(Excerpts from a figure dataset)
+ + + + +

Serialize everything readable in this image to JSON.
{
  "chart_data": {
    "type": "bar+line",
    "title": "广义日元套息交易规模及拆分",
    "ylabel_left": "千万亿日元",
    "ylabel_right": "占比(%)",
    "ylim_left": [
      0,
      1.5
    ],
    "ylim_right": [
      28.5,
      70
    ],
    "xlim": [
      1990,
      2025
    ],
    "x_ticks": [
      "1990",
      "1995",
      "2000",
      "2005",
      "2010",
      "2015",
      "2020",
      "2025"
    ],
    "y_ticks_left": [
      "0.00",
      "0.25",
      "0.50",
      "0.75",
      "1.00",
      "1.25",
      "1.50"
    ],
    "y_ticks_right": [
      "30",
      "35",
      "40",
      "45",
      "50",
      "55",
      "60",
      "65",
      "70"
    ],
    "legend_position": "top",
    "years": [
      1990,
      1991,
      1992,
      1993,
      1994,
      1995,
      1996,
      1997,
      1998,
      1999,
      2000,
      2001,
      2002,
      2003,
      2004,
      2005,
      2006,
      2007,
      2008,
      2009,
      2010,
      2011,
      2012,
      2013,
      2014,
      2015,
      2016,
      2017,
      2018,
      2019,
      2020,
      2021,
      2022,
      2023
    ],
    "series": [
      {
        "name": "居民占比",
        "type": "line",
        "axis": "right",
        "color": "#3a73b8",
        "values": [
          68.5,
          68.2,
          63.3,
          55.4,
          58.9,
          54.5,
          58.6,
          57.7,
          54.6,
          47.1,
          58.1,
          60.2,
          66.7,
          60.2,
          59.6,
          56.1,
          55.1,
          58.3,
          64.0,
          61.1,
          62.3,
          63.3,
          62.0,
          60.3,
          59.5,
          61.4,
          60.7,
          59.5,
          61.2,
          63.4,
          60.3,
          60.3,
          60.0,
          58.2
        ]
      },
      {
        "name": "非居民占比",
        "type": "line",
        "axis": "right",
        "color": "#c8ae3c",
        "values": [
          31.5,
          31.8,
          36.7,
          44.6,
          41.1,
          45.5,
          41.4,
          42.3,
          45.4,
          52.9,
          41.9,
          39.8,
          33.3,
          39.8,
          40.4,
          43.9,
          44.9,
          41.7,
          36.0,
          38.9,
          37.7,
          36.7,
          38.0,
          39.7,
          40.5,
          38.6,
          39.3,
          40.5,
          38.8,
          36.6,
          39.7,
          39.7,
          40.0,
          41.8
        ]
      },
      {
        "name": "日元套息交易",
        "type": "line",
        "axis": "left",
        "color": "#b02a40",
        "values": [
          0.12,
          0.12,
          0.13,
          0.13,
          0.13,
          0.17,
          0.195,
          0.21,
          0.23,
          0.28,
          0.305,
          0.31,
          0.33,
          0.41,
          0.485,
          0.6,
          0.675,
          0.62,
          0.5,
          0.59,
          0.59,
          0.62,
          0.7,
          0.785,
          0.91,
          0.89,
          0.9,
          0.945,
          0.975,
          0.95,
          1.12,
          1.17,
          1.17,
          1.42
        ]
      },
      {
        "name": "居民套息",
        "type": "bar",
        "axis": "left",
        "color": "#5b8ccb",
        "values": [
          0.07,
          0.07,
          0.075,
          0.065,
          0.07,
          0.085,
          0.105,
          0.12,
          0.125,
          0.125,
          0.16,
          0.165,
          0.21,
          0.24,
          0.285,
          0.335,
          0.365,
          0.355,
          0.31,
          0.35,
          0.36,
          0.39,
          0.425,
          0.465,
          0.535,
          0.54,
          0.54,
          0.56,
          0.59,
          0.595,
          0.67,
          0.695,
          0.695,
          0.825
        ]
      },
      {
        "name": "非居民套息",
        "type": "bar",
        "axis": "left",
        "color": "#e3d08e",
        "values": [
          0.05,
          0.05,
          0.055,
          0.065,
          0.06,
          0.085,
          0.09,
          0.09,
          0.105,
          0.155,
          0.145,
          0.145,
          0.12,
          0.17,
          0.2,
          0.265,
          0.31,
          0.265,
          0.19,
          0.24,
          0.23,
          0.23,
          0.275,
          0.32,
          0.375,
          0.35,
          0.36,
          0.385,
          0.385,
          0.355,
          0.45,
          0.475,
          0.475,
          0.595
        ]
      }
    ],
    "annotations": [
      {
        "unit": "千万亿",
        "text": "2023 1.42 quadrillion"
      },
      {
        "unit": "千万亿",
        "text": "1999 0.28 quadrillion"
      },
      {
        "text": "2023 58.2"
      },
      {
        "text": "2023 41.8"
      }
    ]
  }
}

+ + + + +

WHAT YOU NEED TO DO → Above are the records; retype every one exactly.

WORKED ANSWER →
Serialize everything readable in this image to JSON.
{
  "chart_data": {
    "type": "bar+line",
    "title": "广义日元套息交易规模及拆分",
    "ylabel_left": "千万亿日元",
    "ylabel_right": "占比(%)",
    "ylim_left": [
      0,
      1.5
    ],
    "ylim_right": [
      28.5,
      70
    ],
    "xlim": [
      1990,
      2025
    ],
    "x_ticks": [
      "1990",
      "1995",
      "2000",
      "2005",
      "2010",
      "2015",
      "2020",
      "2025"
    ],
    "y_ticks_left": [
      "0.00",
      "0.25",
      "0.50",
      "0.75",
      "1.00",
      "1.25",
      "1.50"
    ],
    "y_ticks_right": [
      "30",
      "35",
      "40",
      "45",
      "50",
      "55",
      "60",
      "65",
      "70"
    ],
    "legend_position": "top",
    "years": [
      1990,
      1991,
      1992,
      1993,
      1994,
      1995,
      1996,
      1997,
      1998,
      1999,
      2000,
      2001,
      2002,
      2003,
      2004,
      2005,
      2006,
      2007,
      2008,
      2009,
      2010,
      2011,
      2012,
      2013,
      2014,
      2015,
      2016,
      2017,
      2018,
      2019,
      2020,
      2021,
      2022,
      2023
    ],
    "series": [
      {
        "name": "居民占比",
        "type": "line",
        "axis": "right",
        "color": "#3a73b8",
        "values": [
          68.5,
          68.2,
          63.3,
          55.4,
          58.9,
          54.5,
          58.6,
          57.7,
          54.6,
          47.1,
          58.1,
          60.2,
          66.7,
          60.2,
          59.6,
          56.1,
          55.1,
          58.3,
          64.0,
          61.1,
          62.3,
          63.3,
          62.0,
          60.3,
          59.5,
          61.4,
          60.7,
          59.5,
          61.2,
          63.4,
          60.3,
          60.3,
          60.0,
          58.2
        ]
      },
      {
        "name": "非居民占比",
        "type": "line",
        "axis": "right",
        "color": "#c8ae3c",
        "values": [
          31.5,
          31.8,
          36.7,
          44.6,
          41.1,
          45.5,
          41.4,
          42.3,
          45.4,
          52.9,
          41.9,
          39.8,
          33.3,
          39.8,
          40.4,
          43.9,
          44.9,
          41.7,
          36.0,
          38.9,
          37.7,
          36.7,
          38.0,
          39.7,
          40.5,
          38.6,
          39.3,
          40.5,
          38.8,
          36.6,
          39.7,
          39.7,
          40.0,
          41.8
        ]
      },
      {
        "name": "日元套息交易",
        "type": "line",
        "axis": "left",
        "color": "#b02a40",
        "values": [
          0.12,
          0.12,
          0.13,
          0.13,
          0.13,
          0.17,
          0.195,
          0.21,
          0.23,
          0.28,
          0.305,
          0.31,
          0.33,
          0.41,
          0.485,
          0.6,
          0.675,
          0.62,
          0.5,
          0.59,
          0.59,
          0.62,
          0.7,
          0.785,
          0.91,
          0.89,
          0.9,
          0.945,
          0.975,
          0.95,
          1.12,
          1.17,
          1.17,
          1.42
        ]
      },
      {
        "name": "居民套息",
        "type": "bar",
        "axis": "left",
        "color": "#5b8ccb",
        "values": [
          0.07,
          0.07,
          0.075,
          0.065,
          0.07,
          0.085,
          0.105,
          0.12,
          0.125,
          0.125,
          0.16,
          0.165,
          0.21,
          0.24,
          0.285,
          0.335,
          0.365,
          0.355,
          0.31,
          0.35,
          0.36,
          0.39,
          0.425,
          0.465,
          0.535,
          0.54,
          0.54,
          0.56,
          0.59,
          0.595,
          0.67,
          0.695,
          0.695,
          0.825
        ]
      },
      {
        "name": "非居民套息",
        "type": "bar",
        "axis": "left",
        "color": "#e3d08e",
        "values": [
          0.05,
          0.05,
          0.055,
          0.065,
          0.06,
          0.085,
          0.09,
          0.09,
          0.105,
          0.155,
          0.145,
          0.145,
          0.12,
          0.17,
          0.2,
          0.265,
          0.31,
          0.265,
          0.19,
          0.24,
          0.23,
          0.23,
          0.275,
          0.32,
          0.375,
          0.35,
          0.36,
          0.385,
          0.385,
          0.355,
          0.45,
          0.475,
          0.475,
          0.595
        ]
      }
    ],
    "annotations": [
      {
        "unit": "千万亿",
        "text": "2023 1.42 quadrillion"
      },
      {
        "unit": "千万亿",
        "text": "1999 0.28 quadrillion"
      },
      {
        "text": "2023 58.2"
      },
      {
        "text": "2023 41.8"
      }
    ]
  }
}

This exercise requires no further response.